:: Problem ::
Reproduce the data exactly.
## Begin Information supplied
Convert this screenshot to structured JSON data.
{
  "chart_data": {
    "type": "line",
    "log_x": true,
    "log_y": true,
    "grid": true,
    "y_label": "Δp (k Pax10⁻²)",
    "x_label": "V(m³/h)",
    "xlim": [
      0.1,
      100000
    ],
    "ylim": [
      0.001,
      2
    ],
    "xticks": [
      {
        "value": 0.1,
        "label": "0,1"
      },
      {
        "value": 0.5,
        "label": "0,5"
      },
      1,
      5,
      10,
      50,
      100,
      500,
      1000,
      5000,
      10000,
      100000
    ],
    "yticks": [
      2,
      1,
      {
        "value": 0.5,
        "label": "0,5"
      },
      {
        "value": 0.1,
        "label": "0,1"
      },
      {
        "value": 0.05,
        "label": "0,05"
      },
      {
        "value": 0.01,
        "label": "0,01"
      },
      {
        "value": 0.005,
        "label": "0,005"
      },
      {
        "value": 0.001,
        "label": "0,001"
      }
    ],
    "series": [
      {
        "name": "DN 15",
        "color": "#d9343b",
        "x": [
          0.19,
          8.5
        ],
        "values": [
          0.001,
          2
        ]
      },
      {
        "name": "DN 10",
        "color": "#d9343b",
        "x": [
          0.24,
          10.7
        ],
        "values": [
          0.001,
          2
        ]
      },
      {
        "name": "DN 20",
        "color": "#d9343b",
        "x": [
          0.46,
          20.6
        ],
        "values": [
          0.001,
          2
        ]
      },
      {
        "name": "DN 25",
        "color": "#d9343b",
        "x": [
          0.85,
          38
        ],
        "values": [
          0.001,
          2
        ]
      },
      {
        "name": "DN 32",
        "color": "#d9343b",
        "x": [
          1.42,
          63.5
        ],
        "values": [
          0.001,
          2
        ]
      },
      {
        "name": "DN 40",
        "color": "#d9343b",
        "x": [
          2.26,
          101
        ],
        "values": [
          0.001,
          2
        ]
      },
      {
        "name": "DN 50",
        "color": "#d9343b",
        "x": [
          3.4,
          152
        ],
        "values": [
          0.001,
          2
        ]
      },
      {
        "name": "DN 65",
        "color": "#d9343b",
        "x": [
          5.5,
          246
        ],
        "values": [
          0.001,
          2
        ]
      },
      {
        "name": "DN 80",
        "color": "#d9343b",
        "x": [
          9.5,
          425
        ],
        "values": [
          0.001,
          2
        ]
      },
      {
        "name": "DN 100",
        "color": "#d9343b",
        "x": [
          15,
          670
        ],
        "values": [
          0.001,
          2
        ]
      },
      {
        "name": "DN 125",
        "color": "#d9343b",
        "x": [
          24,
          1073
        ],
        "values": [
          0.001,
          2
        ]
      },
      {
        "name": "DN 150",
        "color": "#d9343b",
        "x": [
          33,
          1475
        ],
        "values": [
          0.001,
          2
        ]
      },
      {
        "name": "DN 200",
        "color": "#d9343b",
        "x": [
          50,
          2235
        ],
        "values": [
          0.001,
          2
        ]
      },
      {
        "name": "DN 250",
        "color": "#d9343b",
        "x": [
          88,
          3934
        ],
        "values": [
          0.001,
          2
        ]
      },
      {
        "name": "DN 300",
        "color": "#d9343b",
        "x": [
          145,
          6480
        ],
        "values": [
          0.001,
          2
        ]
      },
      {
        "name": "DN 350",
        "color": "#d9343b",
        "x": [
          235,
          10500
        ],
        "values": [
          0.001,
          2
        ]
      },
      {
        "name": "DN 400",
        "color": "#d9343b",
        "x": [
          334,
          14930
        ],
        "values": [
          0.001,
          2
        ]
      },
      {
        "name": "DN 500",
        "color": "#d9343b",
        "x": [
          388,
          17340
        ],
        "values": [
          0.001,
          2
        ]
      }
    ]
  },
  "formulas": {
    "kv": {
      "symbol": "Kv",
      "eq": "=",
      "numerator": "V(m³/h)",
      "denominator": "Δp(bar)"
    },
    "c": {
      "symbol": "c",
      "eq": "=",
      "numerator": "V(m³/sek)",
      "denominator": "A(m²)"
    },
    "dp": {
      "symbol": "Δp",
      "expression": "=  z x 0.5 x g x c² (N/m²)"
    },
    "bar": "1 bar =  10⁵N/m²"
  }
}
## End Information supplied
:: The completed task ::
Convert this screenshot to structured JSON data.
{
  "chart_data": {
    "type": "line",
    "log_x": true,
    "log_y": true,
    "grid": true,
    "y_label": "Δp (k Pax10⁻²)",
    "x_label": "V(m³/h)",
    "xlim": [
      0.1,
      100000
    ],
    "ylim": [
      0.001,
      2
    ],
    "xticks": [
      {
        "value": 0.1,
        "label": "0,1"
      },
      {
        "value": 0.5,
        "label": "0,5"
      },
      1,
      5,
      10,
      50,
      100,
      500,
      1000,
      5000,
      10000,
      100000
    ],
    "yticks": [
      2,
      1,
      {
        "value": 0.5,
        "label": "0,5"
      },
      {
        "value": 0.1,
        "label": "0,1"
      },
      {
        "value": 0.05,
        "label": "0,05"
      },
      {
        "value": 0.01,
        "label": "0,01"
      },
      {
        "value": 0.005,
        "label": "0,005"
      },
      {
        "value": 0.001,
        "label": "0,001"
      }
    ],
    "series": [
      {
        "name": "DN 15",
        "color": "#d9343b",
        "x": [
          0.19,
          8.5
        ],
        "values": [
          0.001,
          2
        ]
      },
      {
        "name": "DN 10",
        "color": "#d9343b",
        "x": [
          0.24,
          10.7
        ],
        "values": [
          0.001,
          2
        ]
      },
      {
        "name": "DN 20",
        "color": "#d9343b",
        "x": [
          0.46,
          20.6
        ],
        "values": [
          0.001,
          2
        ]
      },
      {
        "name": "DN 25",
        "color": "#d9343b",
        "x": [
          0.85,
          38
        ],
        "values": [
          0.001,
          2
        ]
      },
      {
        "name": "DN 32",
        "color": "#d9343b",
        "x": [
          1.42,
          63.5
        ],
        "values": [
          0.001,
          2
        ]
      },
      {
        "name": "DN 40",
        "color": "#d9343b",
        "x": [
          2.26,
          101
        ],
        "values": [
          0.001,
          2
        ]
      },
      {
        "name": "DN 50",
        "color": "#d9343b",
        "x": [
          3.4,
          152
        ],
        "values": [
          0.001,
          2
        ]
      },
      {
        "name": "DN 65",
        "color": "#d9343b",
        "x": [
          5.5,
          246
        ],
        "values": [
          0.001,
          2
        ]
      },
      {
        "name": "DN 80",
        "color": "#d9343b",
        "x": [
          9.5,
          425
        ],
        "values": [
          0.001,
          2
        ]
      },
      {
        "name": "DN 100",
        "color": "#d9343b",
        "x": [
          15,
          670
        ],
        "values": [
          0.001,
          2
        ]
      },
      {
        "name": "DN 125",
        "color": "#d9343b",
        "x": [
          24,
          1073
        ],
        "values": [
          0.001,
          2
        ]
      },
      {
        "name": "DN 150",
        "color": "#d9343b",
        "x": [
          33,
          1475
        ],
        "values": [
          0.001,
          2
        ]
      },
      {
        "name": "DN 200",
        "color": "#d9343b",
        "x": [
          50,
          2235
        ],
        "values": [
          0.001,
          2
        ]
      },
      {
        "name": "DN 250",
        "color": "#d9343b",
        "x": [
          88,
          3934
        ],
        "values": [
          0.001,
          2
        ]
      },
      {
        "name": "DN 300",
        "color": "#d9343b",
        "x": [
          145,
          6480
        ],
        "values": [
          0.001,
          2
        ]
      },
      {
        "name": "DN 350",
        "color": "#d9343b",
        "x": [
          235,
          10500
        ],
        "values": [
          0.001,
          2
        ]
      },
      {
        "name": "DN 400",
        "color": "#d9343b",
        "x": [
          334,
          14930
        ],
        "values": [
          0.001,
          2
        ]
      },
      {
        "name": "DN 500",
        "color": "#d9343b",
        "x": [
          388,
          17340
        ],
        "values": [
          0.001,
          2
        ]
      }
    ]
  },
  "formulas": {
    "kv": {
      "symbol": "Kv",
      "eq": "=",
      "numerator": "V(m³/h)",
      "denominator": "Δp(bar)"
    },
    "c": {
      "symbol": "c",
      "eq": "=",
      "numerator": "V(m³/sek)",
      "denominator": "A(m²)"
    },
    "dp": {
      "symbol": "Δp",
      "expression": "=  z x 0.5 x g x c² (N/m²)"
    },
    "bar": "1 bar =  10⁵N/m²"
  }
}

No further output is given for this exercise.